It's unclear what "authentic progressive" even means. Is this a progressive without preservatives or GMOs? Every major Democrat running in 2008 had a proposal for some form of universal health care, and even so-called "corporate" Democrats support higher taxes and sensible gun safety laws.
Yet an examination of Mr. Gillum's record lays bare the central contradiction of his political life: Self-styled as an activist-minded populist, with a lunch-pail upbringing in south Miami-Dade County, he is also an avatar of the capital city he runs — a town powered by ambition, horse-trading and alliances with well-placed power players.
That's ... not a contradiction. Does the New York Times understand how politics work? If you have no serious ambition and can't successfully make deals or alliances with anyone important, you should run for Jill Stein not governor of an actual state. The whole tone of this article with its faint praise and suspicion is an interesting contrast to one the Times ran in August on Texas Senate candidate and my BFF Beto O'Rourke.
Beto O'Rourke was racing left again, insisting he knew what he was doing.
"Hydroplaning there a little bit," he said softly, doing 75 in the passing lane through an East Texas downpour, double-fisting beef jerky in his silver pickup.

What you will do:
1. Please copy the excerpt on Gillum word for word, starting with "Yet an examination" and going on through "he was doing.".
2. In the excerpt on Gillum, what was Beto O'Rourke eating while driving through the downpour?
3. Resume the excerpt on Gillum from the point where it stops.
The rows that come next have no connection to the excerpt on Gillum.

Extracted material:
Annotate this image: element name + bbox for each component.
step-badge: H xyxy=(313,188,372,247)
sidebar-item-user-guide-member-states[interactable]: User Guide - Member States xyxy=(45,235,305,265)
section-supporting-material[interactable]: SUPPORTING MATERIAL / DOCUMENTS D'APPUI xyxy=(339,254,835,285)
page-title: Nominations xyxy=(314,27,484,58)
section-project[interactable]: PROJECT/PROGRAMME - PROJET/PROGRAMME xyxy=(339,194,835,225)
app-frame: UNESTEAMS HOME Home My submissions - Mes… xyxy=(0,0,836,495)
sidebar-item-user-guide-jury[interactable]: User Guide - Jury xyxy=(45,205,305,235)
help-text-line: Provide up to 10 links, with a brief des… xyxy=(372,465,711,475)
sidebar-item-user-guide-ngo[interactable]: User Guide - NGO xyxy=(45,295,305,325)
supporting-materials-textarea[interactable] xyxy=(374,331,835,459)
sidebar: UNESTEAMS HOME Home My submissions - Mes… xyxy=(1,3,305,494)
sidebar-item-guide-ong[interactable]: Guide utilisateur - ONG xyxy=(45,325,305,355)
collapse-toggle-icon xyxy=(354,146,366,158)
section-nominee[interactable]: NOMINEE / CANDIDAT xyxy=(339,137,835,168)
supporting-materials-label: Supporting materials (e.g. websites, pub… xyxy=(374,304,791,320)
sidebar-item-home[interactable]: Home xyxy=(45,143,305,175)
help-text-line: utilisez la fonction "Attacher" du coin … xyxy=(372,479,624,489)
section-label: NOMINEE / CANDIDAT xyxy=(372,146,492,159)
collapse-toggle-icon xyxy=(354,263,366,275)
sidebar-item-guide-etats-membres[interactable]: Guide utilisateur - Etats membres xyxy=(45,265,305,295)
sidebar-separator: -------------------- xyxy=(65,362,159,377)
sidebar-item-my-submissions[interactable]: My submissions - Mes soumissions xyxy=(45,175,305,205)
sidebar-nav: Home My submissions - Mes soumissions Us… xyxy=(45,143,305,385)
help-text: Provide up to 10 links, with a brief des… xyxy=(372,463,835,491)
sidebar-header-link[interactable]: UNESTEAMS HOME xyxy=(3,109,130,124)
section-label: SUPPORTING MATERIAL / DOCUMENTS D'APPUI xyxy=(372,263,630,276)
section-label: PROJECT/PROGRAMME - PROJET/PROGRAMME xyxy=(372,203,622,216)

Expected responses:
1.
Yet an examination of Mr. Gillum's record lays bare the central contradiction of his political life: Self-styled as an activist-minded populist, with a lunch-pail upbringing in south Miami-Dade County, he is also an avatar of the capital city he runs — a town powered by ambition, horse-trading and alliances with well-placed power players.
That's ... not a contradiction. Does the New York Times understand how politics work? If you have no serious ambition and can't successfully make deals or alliances with anyone important, you should run for Jill Stein not governor of an actual state. The whole tone of this article with its faint praise and suspicion is an interesting contrast to one the Times ran in August on Texas Senate candidate and my BFF Beto O'Rourke.
Beto O'Rourke was racing left again, insisting he knew what he was doing.

2. Beef jerky.

3.
This self-assurance was understandable. In his campaign against Senator Ted Cruz, Mr. O'Rourke has been attempting the Texas equivalent of walking on water — winning statewide as a liberal Democrat — without yet losing his balance. There is bipartisan consensus, including from Mr. Cruz, that Mr. O'Rourke could actually prevail in November — maybe — if the blue wave crests just so. And now, 15 days into a 34-day road trip, Mr. O'Rourke was 50 miles from another disarmingly large crowd in a typically red county, primed to cheer his calls for brash progressivism deep in the heart of Trump country.
See, O'Rourke's "self-assurance" is understandable. He's not too ambitious. How could he be when the article literally compares him to Jesus Christ? There's no whiff of cynical suspicion. No, O'Rourke is the real deal -- a "dreamer," whereas Gillum is a slightly shady operator who supported Obama in 2008 and then Clinton in 2016! He also pals around with lobbyists.
The O'Rourke piece also spent a lot of time (rightly) pointing out what a transparent sleazeball panderer Ted Cruz is. The Gillum article only briefly alludes to Ron DeSantis, a Trump-supporting race baiter, and paints the race as one of "dueling futures" for Florida, which is almost full-on dog whistle. The Times sticks Gillum with the "career politician" label -- he's been in public office consistently for 16 years! -- but doesn't bother to contrast that with DeSantis's relatively limited experience. DeSantis is the dangerous, radical choice here, not the guy who is not-so-secretly black.
Let's hope this nonsense doesn't hobble Gillum in what's already a tightening race. If anything, it's a preview of what we can expect if Kamala Harris or Cory Booker run. I'm sure the Times is already sharpening its knives.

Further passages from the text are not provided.